Task statement:
Check every line of the data below for the string "adatok", and copy the ones that hold it.

Records to process:
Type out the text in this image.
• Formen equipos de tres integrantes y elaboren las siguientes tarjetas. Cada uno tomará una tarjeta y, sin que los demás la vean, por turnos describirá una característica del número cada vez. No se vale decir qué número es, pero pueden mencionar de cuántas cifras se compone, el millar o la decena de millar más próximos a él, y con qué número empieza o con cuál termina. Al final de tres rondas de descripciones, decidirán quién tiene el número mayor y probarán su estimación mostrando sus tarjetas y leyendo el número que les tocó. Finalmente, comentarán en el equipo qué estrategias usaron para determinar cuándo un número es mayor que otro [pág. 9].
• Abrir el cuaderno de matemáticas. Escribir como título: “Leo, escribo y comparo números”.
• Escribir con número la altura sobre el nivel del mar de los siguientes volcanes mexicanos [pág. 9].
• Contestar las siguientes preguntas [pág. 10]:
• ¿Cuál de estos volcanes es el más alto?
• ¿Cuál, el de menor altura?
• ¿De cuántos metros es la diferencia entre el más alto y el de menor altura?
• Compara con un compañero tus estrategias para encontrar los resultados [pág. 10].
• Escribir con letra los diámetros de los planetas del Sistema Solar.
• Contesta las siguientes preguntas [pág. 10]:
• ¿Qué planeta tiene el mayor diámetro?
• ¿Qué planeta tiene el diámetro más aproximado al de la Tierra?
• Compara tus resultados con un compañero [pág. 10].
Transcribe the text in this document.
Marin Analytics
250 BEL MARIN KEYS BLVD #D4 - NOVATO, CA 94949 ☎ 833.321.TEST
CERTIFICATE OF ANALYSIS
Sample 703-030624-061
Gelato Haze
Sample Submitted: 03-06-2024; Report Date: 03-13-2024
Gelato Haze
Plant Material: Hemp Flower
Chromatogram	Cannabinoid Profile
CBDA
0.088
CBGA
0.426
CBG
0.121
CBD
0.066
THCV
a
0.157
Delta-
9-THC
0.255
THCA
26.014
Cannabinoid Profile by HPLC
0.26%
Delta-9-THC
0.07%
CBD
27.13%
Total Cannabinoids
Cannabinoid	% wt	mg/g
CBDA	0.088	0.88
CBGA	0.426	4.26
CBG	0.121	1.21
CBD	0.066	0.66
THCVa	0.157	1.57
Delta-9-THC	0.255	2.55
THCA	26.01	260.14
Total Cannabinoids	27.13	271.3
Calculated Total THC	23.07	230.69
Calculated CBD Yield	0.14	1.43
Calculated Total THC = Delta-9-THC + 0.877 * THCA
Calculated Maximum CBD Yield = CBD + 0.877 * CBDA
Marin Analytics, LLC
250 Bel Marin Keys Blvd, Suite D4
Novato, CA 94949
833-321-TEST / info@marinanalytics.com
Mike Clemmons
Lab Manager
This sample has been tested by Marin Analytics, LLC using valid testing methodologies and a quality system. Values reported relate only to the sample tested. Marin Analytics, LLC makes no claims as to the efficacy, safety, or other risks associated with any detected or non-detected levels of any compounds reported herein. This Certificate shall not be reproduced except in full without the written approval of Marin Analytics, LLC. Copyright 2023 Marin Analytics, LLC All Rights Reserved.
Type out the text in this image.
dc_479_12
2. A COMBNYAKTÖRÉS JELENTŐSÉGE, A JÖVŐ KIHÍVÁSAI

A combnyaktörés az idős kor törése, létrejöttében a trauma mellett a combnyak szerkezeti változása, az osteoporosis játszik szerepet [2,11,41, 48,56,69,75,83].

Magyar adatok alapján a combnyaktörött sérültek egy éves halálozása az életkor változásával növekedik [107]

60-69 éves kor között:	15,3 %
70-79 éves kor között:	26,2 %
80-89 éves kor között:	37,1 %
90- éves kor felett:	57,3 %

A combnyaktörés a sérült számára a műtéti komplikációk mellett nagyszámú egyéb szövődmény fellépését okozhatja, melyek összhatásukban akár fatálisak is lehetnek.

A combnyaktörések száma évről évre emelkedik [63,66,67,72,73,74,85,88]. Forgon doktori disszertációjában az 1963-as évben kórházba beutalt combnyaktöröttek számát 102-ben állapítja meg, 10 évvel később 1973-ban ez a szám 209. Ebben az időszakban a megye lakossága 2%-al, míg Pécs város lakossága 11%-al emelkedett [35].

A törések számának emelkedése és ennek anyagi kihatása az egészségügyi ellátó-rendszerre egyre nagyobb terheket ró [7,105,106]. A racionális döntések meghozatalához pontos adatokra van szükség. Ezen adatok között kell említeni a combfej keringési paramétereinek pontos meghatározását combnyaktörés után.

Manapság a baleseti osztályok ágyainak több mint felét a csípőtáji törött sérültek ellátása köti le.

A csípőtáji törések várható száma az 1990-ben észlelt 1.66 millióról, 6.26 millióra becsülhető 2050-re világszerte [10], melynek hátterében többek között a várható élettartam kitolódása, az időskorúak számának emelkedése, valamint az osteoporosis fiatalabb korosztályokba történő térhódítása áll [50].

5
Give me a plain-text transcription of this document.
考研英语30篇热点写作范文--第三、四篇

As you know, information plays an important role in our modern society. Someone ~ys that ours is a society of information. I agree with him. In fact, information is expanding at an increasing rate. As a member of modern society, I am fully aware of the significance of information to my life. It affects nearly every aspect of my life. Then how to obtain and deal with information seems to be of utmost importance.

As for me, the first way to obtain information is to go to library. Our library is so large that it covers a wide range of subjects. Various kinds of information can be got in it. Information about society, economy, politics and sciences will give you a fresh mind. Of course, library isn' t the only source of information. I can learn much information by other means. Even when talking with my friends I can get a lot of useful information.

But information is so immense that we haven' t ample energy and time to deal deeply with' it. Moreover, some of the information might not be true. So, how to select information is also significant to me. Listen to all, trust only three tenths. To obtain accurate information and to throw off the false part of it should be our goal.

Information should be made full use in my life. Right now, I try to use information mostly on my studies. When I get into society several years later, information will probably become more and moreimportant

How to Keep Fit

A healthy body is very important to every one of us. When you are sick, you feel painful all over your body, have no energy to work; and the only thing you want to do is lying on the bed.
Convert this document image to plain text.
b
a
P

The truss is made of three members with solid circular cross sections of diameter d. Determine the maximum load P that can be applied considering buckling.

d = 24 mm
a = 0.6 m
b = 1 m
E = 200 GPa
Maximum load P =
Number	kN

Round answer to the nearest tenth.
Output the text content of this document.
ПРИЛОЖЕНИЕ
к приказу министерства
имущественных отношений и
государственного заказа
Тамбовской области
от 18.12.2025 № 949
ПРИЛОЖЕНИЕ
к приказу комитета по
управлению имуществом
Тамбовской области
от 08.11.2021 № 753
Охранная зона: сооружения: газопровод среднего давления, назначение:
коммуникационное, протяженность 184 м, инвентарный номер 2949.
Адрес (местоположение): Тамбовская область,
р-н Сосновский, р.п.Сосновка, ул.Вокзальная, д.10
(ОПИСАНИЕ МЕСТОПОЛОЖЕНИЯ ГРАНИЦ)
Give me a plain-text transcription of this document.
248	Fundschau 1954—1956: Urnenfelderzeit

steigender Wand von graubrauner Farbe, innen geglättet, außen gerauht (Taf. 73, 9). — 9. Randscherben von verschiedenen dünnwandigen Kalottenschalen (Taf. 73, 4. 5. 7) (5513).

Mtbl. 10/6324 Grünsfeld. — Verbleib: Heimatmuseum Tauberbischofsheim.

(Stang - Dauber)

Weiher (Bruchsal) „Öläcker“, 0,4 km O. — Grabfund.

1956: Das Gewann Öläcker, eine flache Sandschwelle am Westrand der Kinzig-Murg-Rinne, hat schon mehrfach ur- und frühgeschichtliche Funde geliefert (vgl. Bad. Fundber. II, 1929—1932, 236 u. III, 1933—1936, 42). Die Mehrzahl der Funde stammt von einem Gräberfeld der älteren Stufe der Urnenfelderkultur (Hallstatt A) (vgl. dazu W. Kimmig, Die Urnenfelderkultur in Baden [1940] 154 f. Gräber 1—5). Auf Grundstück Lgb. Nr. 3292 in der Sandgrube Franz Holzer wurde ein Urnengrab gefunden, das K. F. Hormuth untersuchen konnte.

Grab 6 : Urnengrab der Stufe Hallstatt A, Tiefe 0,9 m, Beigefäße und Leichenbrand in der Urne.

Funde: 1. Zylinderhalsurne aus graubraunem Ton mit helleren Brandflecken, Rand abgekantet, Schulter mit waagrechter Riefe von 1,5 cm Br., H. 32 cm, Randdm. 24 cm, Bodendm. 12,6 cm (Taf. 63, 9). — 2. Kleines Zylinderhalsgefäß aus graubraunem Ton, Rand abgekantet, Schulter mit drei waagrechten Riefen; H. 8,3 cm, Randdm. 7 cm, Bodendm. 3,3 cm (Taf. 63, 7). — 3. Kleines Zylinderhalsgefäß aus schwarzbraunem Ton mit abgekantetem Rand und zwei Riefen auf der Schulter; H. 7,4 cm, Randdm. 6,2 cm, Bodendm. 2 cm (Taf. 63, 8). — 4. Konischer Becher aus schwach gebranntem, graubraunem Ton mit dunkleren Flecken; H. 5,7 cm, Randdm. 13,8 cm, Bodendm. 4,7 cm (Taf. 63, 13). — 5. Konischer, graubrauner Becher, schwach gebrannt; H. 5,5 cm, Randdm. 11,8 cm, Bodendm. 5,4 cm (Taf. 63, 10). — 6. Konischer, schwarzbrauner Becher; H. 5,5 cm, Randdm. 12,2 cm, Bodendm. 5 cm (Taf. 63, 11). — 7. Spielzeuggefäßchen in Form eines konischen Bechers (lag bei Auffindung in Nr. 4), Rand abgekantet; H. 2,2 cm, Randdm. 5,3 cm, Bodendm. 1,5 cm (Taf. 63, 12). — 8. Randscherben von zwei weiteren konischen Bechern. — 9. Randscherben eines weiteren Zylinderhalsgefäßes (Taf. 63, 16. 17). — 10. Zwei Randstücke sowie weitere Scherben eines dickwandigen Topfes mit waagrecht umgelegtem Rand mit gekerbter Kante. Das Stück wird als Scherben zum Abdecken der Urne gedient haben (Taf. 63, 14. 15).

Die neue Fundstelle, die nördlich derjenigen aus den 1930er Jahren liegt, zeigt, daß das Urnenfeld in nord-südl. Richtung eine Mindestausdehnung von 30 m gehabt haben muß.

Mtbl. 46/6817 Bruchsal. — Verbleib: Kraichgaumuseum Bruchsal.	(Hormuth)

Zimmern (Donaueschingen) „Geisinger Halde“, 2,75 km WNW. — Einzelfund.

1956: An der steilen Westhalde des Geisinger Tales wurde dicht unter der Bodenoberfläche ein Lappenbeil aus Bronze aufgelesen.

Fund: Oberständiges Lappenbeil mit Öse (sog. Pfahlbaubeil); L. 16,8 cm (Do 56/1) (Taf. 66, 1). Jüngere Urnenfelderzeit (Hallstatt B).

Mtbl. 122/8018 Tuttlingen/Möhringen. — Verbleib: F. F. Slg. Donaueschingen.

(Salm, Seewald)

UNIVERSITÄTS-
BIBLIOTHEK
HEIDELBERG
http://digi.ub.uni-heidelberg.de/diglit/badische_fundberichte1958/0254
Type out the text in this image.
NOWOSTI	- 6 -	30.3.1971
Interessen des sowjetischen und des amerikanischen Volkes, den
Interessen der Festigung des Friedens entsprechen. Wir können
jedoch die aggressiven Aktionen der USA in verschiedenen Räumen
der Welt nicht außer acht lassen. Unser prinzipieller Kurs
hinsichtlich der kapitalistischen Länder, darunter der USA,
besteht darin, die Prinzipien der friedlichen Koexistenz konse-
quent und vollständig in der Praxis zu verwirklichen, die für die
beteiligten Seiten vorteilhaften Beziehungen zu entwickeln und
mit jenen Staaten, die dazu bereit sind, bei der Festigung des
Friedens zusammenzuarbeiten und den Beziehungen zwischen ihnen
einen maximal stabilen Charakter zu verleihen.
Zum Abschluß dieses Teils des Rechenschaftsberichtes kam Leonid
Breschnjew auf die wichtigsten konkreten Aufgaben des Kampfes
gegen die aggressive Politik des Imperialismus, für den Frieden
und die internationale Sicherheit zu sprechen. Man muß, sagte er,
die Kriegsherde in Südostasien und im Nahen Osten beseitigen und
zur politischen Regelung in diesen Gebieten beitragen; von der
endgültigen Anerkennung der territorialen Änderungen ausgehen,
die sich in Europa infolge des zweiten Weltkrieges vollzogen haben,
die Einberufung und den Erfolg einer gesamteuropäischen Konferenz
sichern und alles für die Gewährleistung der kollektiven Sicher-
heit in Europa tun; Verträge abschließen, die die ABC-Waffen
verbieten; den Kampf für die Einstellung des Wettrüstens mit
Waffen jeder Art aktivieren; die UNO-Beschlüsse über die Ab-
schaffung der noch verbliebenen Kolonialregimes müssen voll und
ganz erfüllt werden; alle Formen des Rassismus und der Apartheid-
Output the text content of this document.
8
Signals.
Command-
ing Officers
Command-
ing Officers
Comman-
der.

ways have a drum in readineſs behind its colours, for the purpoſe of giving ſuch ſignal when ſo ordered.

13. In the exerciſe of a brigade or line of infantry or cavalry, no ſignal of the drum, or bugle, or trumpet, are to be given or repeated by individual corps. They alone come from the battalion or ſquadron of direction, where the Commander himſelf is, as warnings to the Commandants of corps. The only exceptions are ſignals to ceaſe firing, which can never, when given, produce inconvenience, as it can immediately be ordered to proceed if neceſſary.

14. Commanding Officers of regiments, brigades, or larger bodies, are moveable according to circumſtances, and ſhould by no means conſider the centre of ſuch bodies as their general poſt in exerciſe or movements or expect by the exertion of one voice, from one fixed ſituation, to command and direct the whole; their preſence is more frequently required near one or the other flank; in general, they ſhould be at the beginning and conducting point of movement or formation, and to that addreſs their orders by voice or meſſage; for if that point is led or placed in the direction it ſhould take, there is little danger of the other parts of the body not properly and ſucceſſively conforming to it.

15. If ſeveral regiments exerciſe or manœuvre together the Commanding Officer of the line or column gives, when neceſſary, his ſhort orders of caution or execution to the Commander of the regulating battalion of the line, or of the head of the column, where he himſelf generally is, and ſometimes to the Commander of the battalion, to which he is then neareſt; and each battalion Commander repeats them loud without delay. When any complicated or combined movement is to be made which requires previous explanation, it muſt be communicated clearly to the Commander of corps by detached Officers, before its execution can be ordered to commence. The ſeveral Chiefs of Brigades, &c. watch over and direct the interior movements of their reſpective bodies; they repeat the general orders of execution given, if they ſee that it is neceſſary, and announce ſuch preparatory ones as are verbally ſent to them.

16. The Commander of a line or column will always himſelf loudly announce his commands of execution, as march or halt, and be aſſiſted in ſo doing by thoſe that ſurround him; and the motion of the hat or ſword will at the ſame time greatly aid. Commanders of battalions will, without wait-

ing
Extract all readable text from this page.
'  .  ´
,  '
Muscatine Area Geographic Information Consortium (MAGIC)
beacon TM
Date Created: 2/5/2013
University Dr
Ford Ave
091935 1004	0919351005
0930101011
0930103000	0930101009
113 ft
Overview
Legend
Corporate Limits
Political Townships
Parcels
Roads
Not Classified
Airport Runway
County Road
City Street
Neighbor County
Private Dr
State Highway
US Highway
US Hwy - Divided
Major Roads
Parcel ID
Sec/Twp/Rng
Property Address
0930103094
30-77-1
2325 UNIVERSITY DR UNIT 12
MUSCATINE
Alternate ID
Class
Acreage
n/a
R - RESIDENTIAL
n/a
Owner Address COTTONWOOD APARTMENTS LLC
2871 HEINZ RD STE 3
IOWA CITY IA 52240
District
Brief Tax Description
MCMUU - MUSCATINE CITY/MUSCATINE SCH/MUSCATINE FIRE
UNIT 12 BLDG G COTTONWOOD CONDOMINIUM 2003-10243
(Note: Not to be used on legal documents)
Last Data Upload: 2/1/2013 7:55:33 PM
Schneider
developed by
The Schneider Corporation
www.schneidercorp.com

Answer to the problem:
Magyar adatok alapján a combnyaktörött sérültek egy éves halálozása az életkor változásával növekedik [107]
A törések számának emelkedése és ennek anyagi kihatása az egészségügyi ellátó-rendszerre egyre nagyobb terheket ró [7,105,106]. A racionális döntések meghozatalához pontos adatokra van szükség. Ezen adatok között kell említeni a combfej keringési paramétereinek pontos meghatározását combnyaktörés után.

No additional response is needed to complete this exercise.